> [Set problem]
Retype the data that follows line by line, exactly, and leave its pictures out.

━━━━━━

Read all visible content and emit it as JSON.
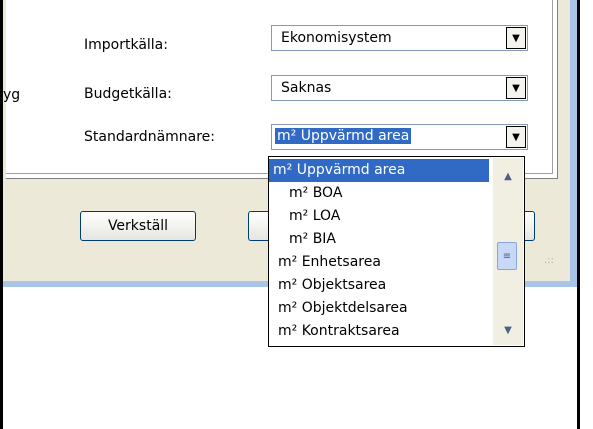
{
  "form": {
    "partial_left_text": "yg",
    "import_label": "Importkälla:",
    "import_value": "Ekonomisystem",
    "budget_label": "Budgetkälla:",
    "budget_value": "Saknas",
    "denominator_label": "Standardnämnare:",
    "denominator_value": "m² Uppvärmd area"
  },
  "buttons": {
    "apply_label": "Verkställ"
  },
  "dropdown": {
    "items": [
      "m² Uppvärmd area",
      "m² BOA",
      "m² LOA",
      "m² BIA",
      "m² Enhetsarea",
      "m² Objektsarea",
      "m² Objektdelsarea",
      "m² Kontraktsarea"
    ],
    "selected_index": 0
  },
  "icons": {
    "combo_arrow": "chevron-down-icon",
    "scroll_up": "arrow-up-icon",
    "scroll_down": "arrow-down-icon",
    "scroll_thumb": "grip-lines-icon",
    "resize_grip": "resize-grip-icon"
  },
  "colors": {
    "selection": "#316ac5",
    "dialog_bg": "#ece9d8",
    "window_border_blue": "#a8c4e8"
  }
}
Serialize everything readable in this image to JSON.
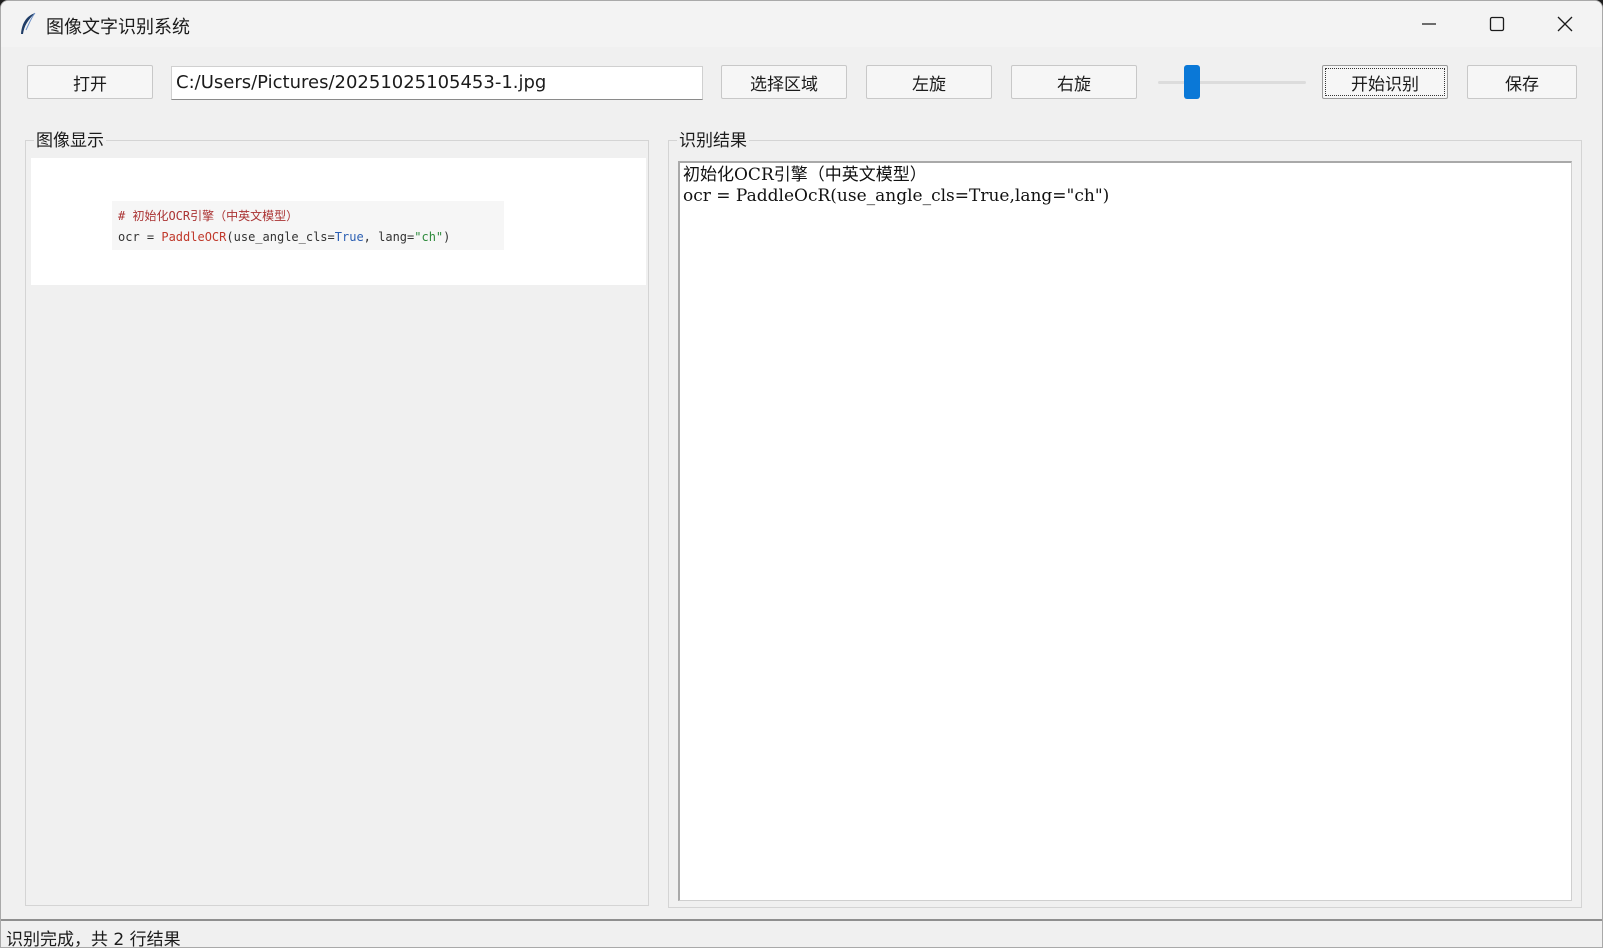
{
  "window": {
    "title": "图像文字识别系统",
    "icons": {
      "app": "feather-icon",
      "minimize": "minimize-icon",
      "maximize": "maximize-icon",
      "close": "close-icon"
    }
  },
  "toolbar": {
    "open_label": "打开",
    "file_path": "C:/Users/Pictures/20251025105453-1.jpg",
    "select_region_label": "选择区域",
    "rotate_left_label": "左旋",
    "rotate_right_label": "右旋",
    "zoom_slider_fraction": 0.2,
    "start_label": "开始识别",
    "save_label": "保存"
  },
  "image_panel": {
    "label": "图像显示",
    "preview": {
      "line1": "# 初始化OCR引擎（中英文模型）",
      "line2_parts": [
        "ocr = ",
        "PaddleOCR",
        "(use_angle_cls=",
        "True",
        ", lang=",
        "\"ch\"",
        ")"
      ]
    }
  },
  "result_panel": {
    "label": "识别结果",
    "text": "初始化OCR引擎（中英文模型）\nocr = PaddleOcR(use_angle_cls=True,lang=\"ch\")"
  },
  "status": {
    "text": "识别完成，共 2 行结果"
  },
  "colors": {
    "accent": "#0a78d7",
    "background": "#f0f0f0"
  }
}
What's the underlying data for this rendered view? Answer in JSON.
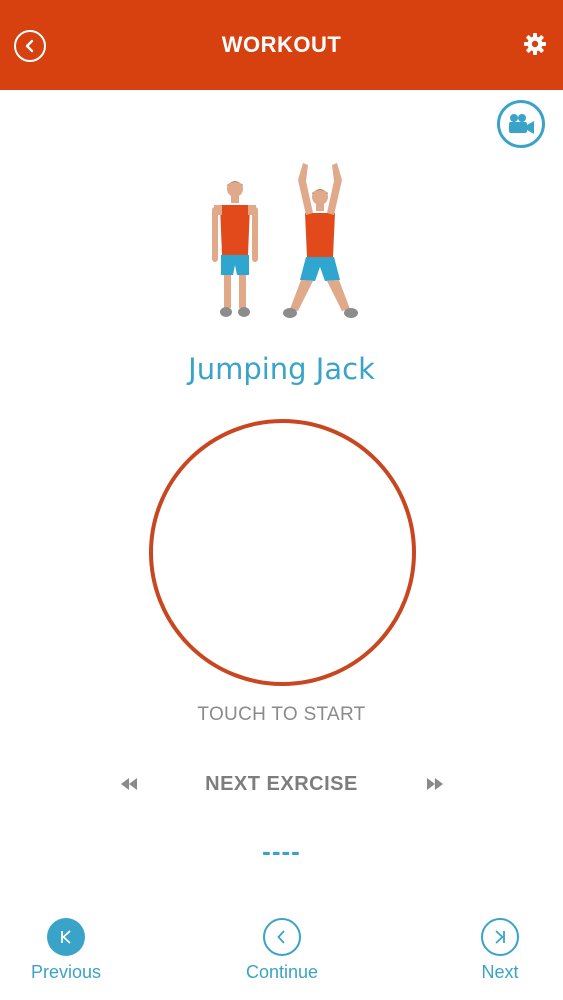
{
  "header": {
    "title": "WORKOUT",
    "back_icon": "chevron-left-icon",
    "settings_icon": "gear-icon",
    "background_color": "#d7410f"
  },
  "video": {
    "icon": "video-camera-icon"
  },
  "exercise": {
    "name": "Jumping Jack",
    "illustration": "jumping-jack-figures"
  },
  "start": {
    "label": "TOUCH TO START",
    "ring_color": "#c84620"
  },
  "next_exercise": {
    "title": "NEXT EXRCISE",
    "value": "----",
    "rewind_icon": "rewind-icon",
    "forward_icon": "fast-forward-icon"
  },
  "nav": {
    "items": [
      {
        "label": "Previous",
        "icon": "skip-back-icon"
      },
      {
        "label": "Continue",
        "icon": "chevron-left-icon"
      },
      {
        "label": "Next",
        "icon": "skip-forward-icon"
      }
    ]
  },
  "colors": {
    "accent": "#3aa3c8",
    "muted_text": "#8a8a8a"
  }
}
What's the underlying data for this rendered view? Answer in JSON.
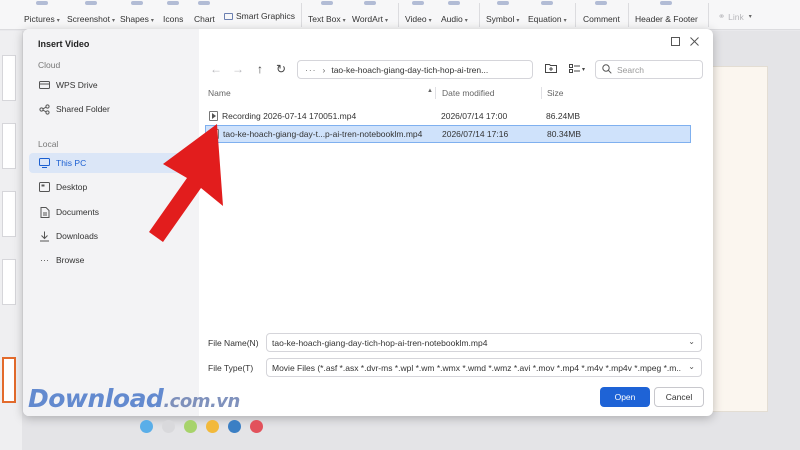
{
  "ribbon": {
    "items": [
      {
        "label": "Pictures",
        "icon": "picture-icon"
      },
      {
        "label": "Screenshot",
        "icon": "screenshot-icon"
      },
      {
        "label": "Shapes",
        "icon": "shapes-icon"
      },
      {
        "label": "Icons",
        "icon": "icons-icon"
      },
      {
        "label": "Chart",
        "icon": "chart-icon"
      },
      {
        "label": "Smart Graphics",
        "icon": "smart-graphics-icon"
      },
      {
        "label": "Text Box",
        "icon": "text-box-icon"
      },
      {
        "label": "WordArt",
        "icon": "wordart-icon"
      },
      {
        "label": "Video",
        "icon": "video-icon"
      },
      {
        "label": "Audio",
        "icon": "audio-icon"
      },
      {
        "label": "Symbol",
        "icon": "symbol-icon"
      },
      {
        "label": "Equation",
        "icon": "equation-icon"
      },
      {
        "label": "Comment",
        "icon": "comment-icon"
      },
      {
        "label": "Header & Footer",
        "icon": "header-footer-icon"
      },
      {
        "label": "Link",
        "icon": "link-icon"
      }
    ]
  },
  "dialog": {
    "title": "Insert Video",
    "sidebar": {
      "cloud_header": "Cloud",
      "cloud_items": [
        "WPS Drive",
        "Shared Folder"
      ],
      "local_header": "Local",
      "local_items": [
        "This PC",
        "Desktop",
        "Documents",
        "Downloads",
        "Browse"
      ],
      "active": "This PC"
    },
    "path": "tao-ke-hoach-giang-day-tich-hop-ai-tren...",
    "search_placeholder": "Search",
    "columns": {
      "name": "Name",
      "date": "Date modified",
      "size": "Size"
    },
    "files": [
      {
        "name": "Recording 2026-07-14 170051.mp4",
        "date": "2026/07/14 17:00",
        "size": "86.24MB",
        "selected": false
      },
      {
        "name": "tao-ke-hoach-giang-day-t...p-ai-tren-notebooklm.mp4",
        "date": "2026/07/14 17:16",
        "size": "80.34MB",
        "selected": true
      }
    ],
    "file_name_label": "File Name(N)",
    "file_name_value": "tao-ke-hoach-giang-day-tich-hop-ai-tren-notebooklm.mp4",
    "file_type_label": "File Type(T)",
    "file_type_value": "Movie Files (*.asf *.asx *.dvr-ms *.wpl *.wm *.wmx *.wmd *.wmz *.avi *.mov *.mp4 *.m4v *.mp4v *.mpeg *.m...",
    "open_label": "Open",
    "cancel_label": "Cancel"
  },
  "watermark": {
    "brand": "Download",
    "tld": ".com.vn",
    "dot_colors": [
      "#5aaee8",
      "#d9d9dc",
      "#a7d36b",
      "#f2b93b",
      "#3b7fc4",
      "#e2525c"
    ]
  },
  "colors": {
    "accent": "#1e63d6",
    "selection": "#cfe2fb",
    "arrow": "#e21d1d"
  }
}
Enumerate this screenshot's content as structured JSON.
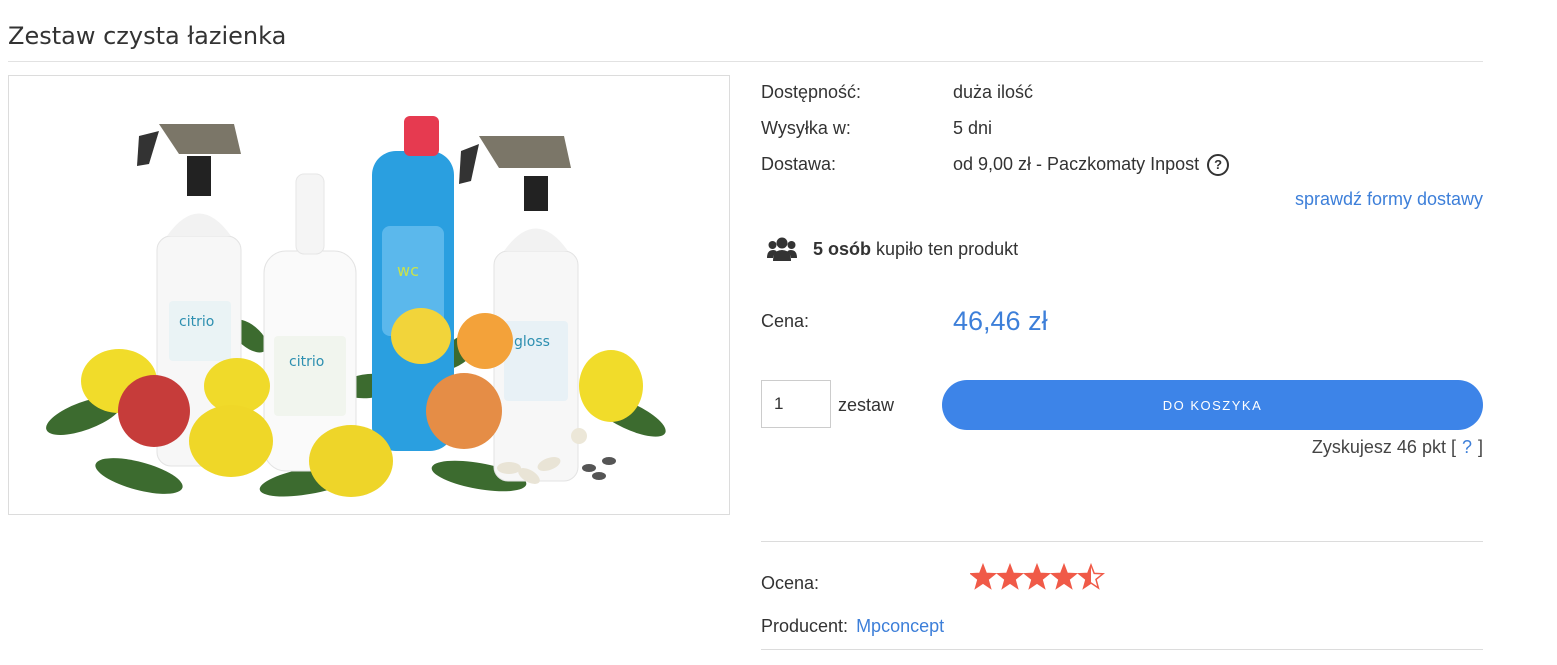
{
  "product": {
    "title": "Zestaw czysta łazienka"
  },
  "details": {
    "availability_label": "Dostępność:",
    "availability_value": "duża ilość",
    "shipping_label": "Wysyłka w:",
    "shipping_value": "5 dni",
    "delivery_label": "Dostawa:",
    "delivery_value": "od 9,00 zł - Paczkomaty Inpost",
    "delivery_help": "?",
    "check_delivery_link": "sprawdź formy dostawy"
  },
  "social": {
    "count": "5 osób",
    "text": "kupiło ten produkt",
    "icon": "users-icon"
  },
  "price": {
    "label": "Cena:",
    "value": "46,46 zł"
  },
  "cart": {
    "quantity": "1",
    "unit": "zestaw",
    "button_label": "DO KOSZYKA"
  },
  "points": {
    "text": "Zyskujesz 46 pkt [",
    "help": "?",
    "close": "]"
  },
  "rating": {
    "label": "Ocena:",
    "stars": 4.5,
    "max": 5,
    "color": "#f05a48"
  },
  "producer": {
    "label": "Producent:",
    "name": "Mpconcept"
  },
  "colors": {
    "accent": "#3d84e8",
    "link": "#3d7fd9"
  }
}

━━━━━━

> [Full answer]
Read all visible content and emit it as JSON.
{
  "form": {
    "partial_left_text": "yg",
    "import_label": "Importkälla:",
    "import_value": "Ekonomisystem",
    "budget_label": "Budgetkälla:",
    "budget_value": "Saknas",
    "denominator_label": "Standardnämnare:",
    "denominator_value": "m² Uppvärmd area"
  },
  "buttons": {
    "apply_label": "Verkställ"
  },
  "dropdown": {
    "items": [
      "m² Uppvärmd area",
      "m² BOA",
      "m² LOA",
      "m² BIA",
      "m² Enhetsarea",
      "m² Objektsarea",
      "m² Objektdelsarea",
      "m² Kontraktsarea"
    ],
    "selected_index": 0
  },
  "icons": {
    "combo_arrow": "chevron-down-icon",
    "scroll_up": "arrow-up-icon",
    "scroll_down": "arrow-down-icon",
    "scroll_thumb": "grip-lines-icon",
    "resize_grip": "resize-grip-icon"
  },
  "colors": {
    "selection": "#316ac5",
    "dialog_bg": "#ece9d8",
    "window_border_blue": "#a8c4e8"
  }
}
Serialize everything readable in this image to JSON.
{
  "window": {
    "title": "图像文字识别系统",
    "icons": {
      "app": "feather-icon",
      "minimize": "minimize-icon",
      "maximize": "maximize-icon",
      "close": "close-icon"
    }
  },
  "toolbar": {
    "open_label": "打开",
    "file_path": "C:/Users/Pictures/20251025105453-1.jpg",
    "select_region_label": "选择区域",
    "rotate_left_label": "左旋",
    "rotate_right_label": "右旋",
    "zoom_slider_fraction": 0.2,
    "start_label": "开始识别",
    "save_label": "保存"
  },
  "image_panel": {
    "label": "图像显示",
    "preview": {
      "line1": "# 初始化OCR引擎（中英文模型）",
      "line2_parts": [
        "ocr = ",
        "PaddleOCR",
        "(use_angle_cls=",
        "True",
        ", lang=",
        "\"ch\"",
        ")"
      ]
    }
  },
  "result_panel": {
    "label": "识别结果",
    "text": "初始化OCR引擎（中英文模型）\nocr = PaddleOcR(use_angle_cls=True,lang=\"ch\")"
  },
  "status": {
    "text": "识别完成，共 2 行结果"
  },
  "colors": {
    "accent": "#0a78d7",
    "background": "#f0f0f0"
  }
}
What's the underlying data for this rendered view? Answer in JSON.
{
  "header": {
    "title": "WORKOUT",
    "back_icon": "chevron-left-icon",
    "settings_icon": "gear-icon",
    "background_color": "#d7410f"
  },
  "video": {
    "icon": "video-camera-icon"
  },
  "exercise": {
    "name": "Jumping Jack",
    "illustration": "jumping-jack-figures"
  },
  "start": {
    "label": "TOUCH TO START",
    "ring_color": "#c84620"
  },
  "next_exercise": {
    "title": "NEXT EXRCISE",
    "value": "----",
    "rewind_icon": "rewind-icon",
    "forward_icon": "fast-forward-icon"
  },
  "nav": {
    "items": [
      {
        "label": "Previous",
        "icon": "skip-back-icon"
      },
      {
        "label": "Continue",
        "icon": "chevron-left-icon"
      },
      {
        "label": "Next",
        "icon": "skip-forward-icon"
      }
    ]
  },
  "colors": {
    "accent": "#3aa3c8",
    "muted_text": "#8a8a8a"
  }
}
What's the underlying data for this rendered view? Answer in JSON.
{
  "ribbon": {
    "items": [
      {
        "label": "Pictures",
        "icon": "picture-icon"
      },
      {
        "label": "Screenshot",
        "icon": "screenshot-icon"
      },
      {
        "label": "Shapes",
        "icon": "shapes-icon"
      },
      {
        "label": "Icons",
        "icon": "icons-icon"
      },
      {
        "label": "Chart",
        "icon": "chart-icon"
      },
      {
        "label": "Smart Graphics",
        "icon": "smart-graphics-icon"
      },
      {
        "label": "Text Box",
        "icon": "text-box-icon"
      },
      {
        "label": "WordArt",
        "icon": "wordart-icon"
      },
      {
        "label": "Video",
        "icon": "video-icon"
      },
      {
        "label": "Audio",
        "icon": "audio-icon"
      },
      {
        "label": "Symbol",
        "icon": "symbol-icon"
      },
      {
        "label": "Equation",
        "icon": "equation-icon"
      },
      {
        "label": "Comment",
        "icon": "comment-icon"
      },
      {
        "label": "Header & Footer",
        "icon": "header-footer-icon"
      },
      {
        "label": "Link",
        "icon": "link-icon"
      }
    ]
  },
  "dialog": {
    "title": "Insert Video",
    "sidebar": {
      "cloud_header": "Cloud",
      "cloud_items": [
        "WPS Drive",
        "Shared Folder"
      ],
      "local_header": "Local",
      "local_items": [
        "This PC",
        "Desktop",
        "Documents",
        "Downloads",
        "Browse"
      ],
      "active": "This PC"
    },
    "path": "tao-ke-hoach-giang-day-tich-hop-ai-tren...",
    "search_placeholder": "Search",
    "columns": {
      "name": "Name",
      "date": "Date modified",
      "size": "Size"
    },
    "files": [
      {
        "name": "Recording 2026-07-14 170051.mp4",
        "date": "2026/07/14 17:00",
        "size": "86.24MB",
        "selected": false
      },
      {
        "name": "tao-ke-hoach-giang-day-t...p-ai-tren-notebooklm.mp4",
        "date": "2026/07/14 17:16",
        "size": "80.34MB",
        "selected": true
      }
    ],
    "file_name_label": "File Name(N)",
    "file_name_value": "tao-ke-hoach-giang-day-tich-hop-ai-tren-notebooklm.mp4",
    "file_type_label": "File Type(T)",
    "file_type_value": "Movie Files (*.asf *.asx *.dvr-ms *.wpl *.wm *.wmx *.wmd *.wmz *.avi *.mov *.mp4 *.m4v *.mp4v *.mpeg *.m...",
    "open_label": "Open",
    "cancel_label": "Cancel"
  },
  "watermark": {
    "brand": "Download",
    "tld": ".com.vn",
    "dot_colors": [
      "#5aaee8",
      "#d9d9dc",
      "#a7d36b",
      "#f2b93b",
      "#3b7fc4",
      "#e2525c"
    ]
  },
  "colors": {
    "accent": "#1e63d6",
    "selection": "#cfe2fb",
    "arrow": "#e21d1d"
  }
}
Enumerate this screenshot's content as structured JSON.
{
  "product": {
    "title": "Zestaw czysta łazienka"
  },
  "details": {
    "availability_label": "Dostępność:",
    "availability_value": "duża ilość",
    "shipping_label": "Wysyłka w:",
    "shipping_value": "5 dni",
    "delivery_label": "Dostawa:",
    "delivery_value": "od 9,00 zł - Paczkomaty Inpost",
    "delivery_help": "?",
    "check_delivery_link": "sprawdź formy dostawy"
  },
  "social": {
    "count": "5 osób",
    "text": "kupiło ten produkt",
    "icon": "users-icon"
  },
  "price": {
    "label": "Cena:",
    "value": "46,46 zł"
  },
  "cart": {
    "quantity": "1",
    "unit": "zestaw",
    "button_label": "DO KOSZYKA"
  },
  "points": {
    "text": "Zyskujesz 46 pkt [",
    "help": "?",
    "close": "]"
  },
  "rating": {
    "label": "Ocena:",
    "stars": 4.5,
    "max": 5,
    "color": "#f05a48"
  },
  "producer": {
    "label": "Producent:",
    "name": "Mpconcept"
  },
  "colors": {
    "accent": "#3d84e8",
    "link": "#3d7fd9"
  }
}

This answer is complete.